- DATA EXCERPTS

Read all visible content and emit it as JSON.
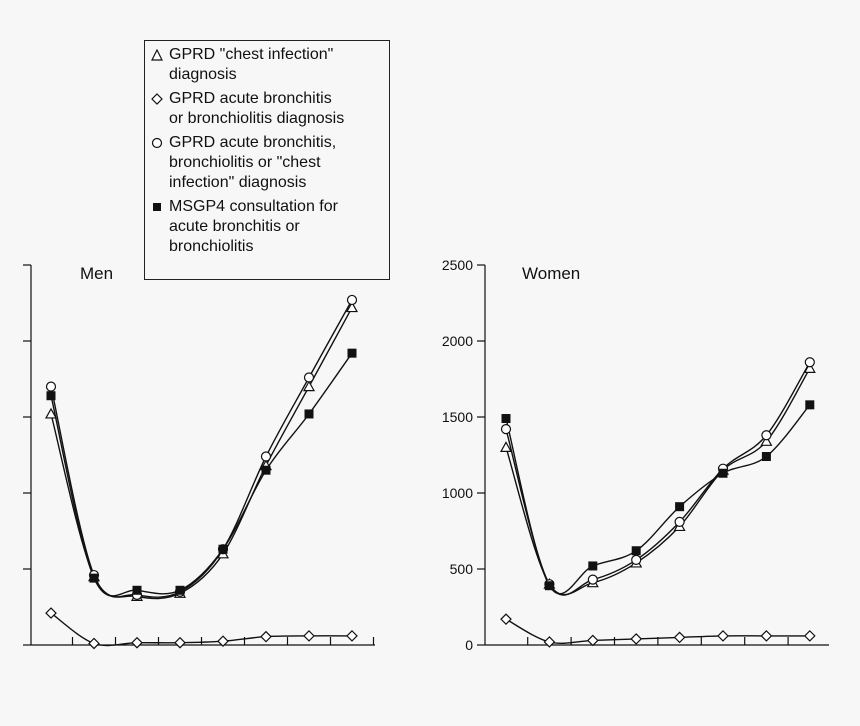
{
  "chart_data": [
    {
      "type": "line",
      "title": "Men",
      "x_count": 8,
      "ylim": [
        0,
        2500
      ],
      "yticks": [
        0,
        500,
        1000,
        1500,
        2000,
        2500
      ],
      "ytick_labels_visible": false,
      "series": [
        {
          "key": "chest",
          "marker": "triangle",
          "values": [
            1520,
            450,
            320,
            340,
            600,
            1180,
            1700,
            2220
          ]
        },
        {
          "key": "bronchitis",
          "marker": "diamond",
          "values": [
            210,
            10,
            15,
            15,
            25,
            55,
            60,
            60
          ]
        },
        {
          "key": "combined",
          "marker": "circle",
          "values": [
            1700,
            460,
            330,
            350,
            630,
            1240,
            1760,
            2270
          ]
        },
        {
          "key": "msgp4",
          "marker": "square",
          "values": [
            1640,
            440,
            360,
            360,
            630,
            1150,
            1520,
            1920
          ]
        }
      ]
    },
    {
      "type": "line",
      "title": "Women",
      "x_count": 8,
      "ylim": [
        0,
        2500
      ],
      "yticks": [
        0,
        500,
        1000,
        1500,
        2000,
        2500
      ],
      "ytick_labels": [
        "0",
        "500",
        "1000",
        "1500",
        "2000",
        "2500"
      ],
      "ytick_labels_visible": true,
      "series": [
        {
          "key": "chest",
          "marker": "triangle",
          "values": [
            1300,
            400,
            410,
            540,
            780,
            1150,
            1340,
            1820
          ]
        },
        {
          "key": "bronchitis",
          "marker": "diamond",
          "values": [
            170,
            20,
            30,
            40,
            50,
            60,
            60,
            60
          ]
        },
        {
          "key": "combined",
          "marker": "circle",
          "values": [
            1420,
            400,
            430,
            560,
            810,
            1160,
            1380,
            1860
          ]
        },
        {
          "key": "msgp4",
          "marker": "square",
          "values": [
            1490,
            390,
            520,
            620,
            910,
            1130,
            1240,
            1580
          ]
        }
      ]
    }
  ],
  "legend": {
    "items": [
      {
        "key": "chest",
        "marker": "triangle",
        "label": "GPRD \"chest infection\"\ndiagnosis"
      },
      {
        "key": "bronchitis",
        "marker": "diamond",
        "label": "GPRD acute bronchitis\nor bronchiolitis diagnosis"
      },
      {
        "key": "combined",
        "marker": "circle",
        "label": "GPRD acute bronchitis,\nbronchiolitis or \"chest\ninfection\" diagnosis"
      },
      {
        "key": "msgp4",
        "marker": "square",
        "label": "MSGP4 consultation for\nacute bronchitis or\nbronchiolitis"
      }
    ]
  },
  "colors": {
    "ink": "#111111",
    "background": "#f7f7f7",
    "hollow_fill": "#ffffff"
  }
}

- THE TASK
Please list every line of the records that contains "chest".

- OUTPUT
          "key": "chest",
          "key": "chest",
        "key": "chest",
        "label": "GPRD \"chest infection\"\ndiagnosis"
        "label": "GPRD acute bronchitis,\nbronchiolitis or \"chest\ninfection\" diagnosis"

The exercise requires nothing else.